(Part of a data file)
------------

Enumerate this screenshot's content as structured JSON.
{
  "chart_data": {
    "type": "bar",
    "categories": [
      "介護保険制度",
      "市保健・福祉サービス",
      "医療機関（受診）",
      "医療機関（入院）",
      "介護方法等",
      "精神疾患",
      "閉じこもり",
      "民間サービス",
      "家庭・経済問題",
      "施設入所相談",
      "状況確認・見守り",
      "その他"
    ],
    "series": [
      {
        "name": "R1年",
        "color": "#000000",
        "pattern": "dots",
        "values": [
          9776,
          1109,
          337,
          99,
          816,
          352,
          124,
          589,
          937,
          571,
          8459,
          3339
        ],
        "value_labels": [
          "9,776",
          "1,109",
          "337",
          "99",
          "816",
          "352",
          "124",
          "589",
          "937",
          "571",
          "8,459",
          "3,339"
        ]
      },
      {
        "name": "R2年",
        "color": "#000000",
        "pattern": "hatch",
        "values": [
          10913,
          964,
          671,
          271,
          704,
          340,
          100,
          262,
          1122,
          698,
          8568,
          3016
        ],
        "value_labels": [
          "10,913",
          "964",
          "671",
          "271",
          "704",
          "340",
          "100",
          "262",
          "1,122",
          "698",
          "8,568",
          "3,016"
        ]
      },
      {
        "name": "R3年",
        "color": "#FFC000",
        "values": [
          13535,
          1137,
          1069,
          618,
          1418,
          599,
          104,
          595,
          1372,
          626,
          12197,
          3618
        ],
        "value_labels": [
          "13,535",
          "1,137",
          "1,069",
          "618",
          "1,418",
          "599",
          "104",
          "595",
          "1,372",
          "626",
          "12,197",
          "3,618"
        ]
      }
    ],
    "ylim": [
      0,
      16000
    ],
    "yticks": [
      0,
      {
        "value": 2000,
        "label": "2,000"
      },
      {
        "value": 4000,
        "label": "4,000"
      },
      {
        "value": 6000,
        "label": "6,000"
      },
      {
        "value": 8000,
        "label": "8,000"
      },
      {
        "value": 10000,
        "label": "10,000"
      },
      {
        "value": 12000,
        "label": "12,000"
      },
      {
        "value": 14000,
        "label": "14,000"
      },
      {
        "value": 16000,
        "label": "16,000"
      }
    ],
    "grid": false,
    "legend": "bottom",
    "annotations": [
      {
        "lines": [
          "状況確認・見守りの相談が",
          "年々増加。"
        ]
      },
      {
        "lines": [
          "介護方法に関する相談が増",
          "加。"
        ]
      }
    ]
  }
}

------------

Set problem:
Write out all records exactly, keeping every detail.

Exercise response:
Enumerate this screenshot's content as structured JSON.
{
  "chart_data": {
    "type": "bar",
    "categories": [
      "介護保険制度",
      "市保健・福祉サービス",
      "医療機関（受診）",
      "医療機関（入院）",
      "介護方法等",
      "精神疾患",
      "閉じこもり",
      "民間サービス",
      "家庭・経済問題",
      "施設入所相談",
      "状況確認・見守り",
      "その他"
    ],
    "series": [
      {
        "name": "R1年",
        "color": "#000000",
        "pattern": "dots",
        "values": [
          9776,
          1109,
          337,
          99,
          816,
          352,
          124,
          589,
          937,
          571,
          8459,
          3339
        ],
        "value_labels": [
          "9,776",
          "1,109",
          "337",
          "99",
          "816",
          "352",
          "124",
          "589",
          "937",
          "571",
          "8,459",
          "3,339"
        ]
      },
      {
        "name": "R2年",
        "color": "#000000",
        "pattern": "hatch",
        "values": [
          10913,
          964,
          671,
          271,
          704,
          340,
          100,
          262,
          1122,
          698,
          8568,
          3016
        ],
        "value_labels": [
          "10,913",
          "964",
          "671",
          "271",
          "704",
          "340",
          "100",
          "262",
          "1,122",
          "698",
          "8,568",
          "3,016"
        ]
      },
      {
        "name": "R3年",
        "color": "#FFC000",
        "values": [
          13535,
          1137,
          1069,
          618,
          1418,
          599,
          104,
          595,
          1372,
          626,
          12197,
          3618
        ],
        "value_labels": [
          "13,535",
          "1,137",
          "1,069",
          "618",
          "1,418",
          "599",
          "104",
          "595",
          "1,372",
          "626",
          "12,197",
          "3,618"
        ]
      }
    ],
    "ylim": [
      0,
      16000
    ],
    "yticks": [
      0,
      {
        "value": 2000,
        "label": "2,000"
      },
      {
        "value": 4000,
        "label": "4,000"
      },
      {
        "value": 6000,
        "label": "6,000"
      },
      {
        "value": 8000,
        "label": "8,000"
      },
      {
        "value": 10000,
        "label": "10,000"
      },
      {
        "value": 12000,
        "label": "12,000"
      },
      {
        "value": 14000,
        "label": "14,000"
      },
      {
        "value": 16000,
        "label": "16,000"
      }
    ],
    "grid": false,
    "legend": "bottom",
    "annotations": [
      {
        "lines": [
          "状況確認・見守りの相談が",
          "年々増加。"
        ]
      },
      {
        "lines": [
          "介護方法に関する相談が増",
          "加。"
        ]
      }
    ]
  }
}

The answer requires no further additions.